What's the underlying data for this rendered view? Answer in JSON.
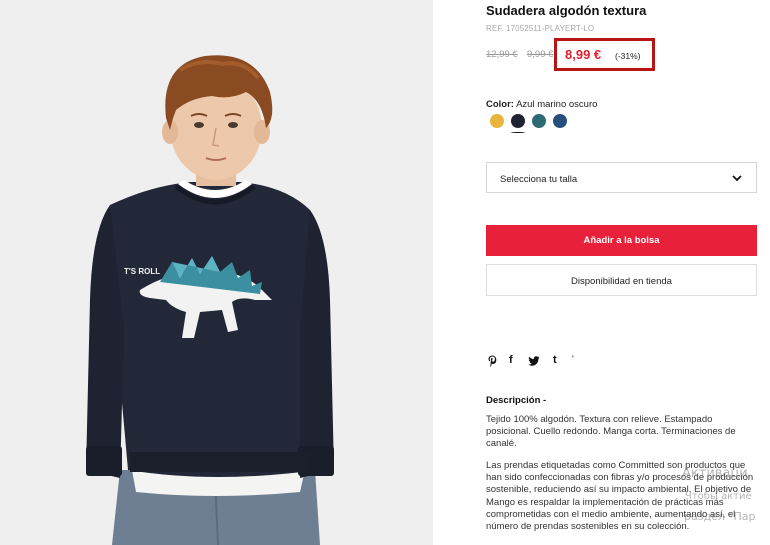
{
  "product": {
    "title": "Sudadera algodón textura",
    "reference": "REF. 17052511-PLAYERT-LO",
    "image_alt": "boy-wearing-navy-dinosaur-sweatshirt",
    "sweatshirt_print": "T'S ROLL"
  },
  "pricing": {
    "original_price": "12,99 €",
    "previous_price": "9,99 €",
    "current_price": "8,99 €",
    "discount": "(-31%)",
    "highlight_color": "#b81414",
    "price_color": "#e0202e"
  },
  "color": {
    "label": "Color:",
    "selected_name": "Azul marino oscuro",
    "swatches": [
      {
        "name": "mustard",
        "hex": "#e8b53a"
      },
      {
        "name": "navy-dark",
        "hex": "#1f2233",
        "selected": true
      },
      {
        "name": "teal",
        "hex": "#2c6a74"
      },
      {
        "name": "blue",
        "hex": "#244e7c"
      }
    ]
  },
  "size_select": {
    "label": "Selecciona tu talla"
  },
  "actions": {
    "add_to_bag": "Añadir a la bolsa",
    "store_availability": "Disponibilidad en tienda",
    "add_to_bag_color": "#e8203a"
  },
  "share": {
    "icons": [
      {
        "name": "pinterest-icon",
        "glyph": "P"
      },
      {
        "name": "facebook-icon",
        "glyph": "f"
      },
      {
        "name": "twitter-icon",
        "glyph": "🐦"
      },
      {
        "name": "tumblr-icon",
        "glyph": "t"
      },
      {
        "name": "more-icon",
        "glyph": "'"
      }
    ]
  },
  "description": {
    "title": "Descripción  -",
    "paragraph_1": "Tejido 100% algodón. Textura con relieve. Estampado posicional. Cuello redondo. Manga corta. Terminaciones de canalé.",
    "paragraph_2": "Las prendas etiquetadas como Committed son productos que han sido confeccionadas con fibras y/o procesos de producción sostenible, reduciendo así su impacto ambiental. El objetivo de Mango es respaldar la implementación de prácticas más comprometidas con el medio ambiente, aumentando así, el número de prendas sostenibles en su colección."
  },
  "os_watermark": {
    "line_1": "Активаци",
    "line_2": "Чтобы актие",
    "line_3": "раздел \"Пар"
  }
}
____
### [What to work on]
Select every line above that contains the word "algodón", and copy it.

### [Complete response]
    "title": "Sudadera algodón textura",
    "paragraph_1": "Tejido 100% algodón. Textura con relieve. Estampado posicional. Cuello redondo. Manga corta. Terminaciones de canalé.",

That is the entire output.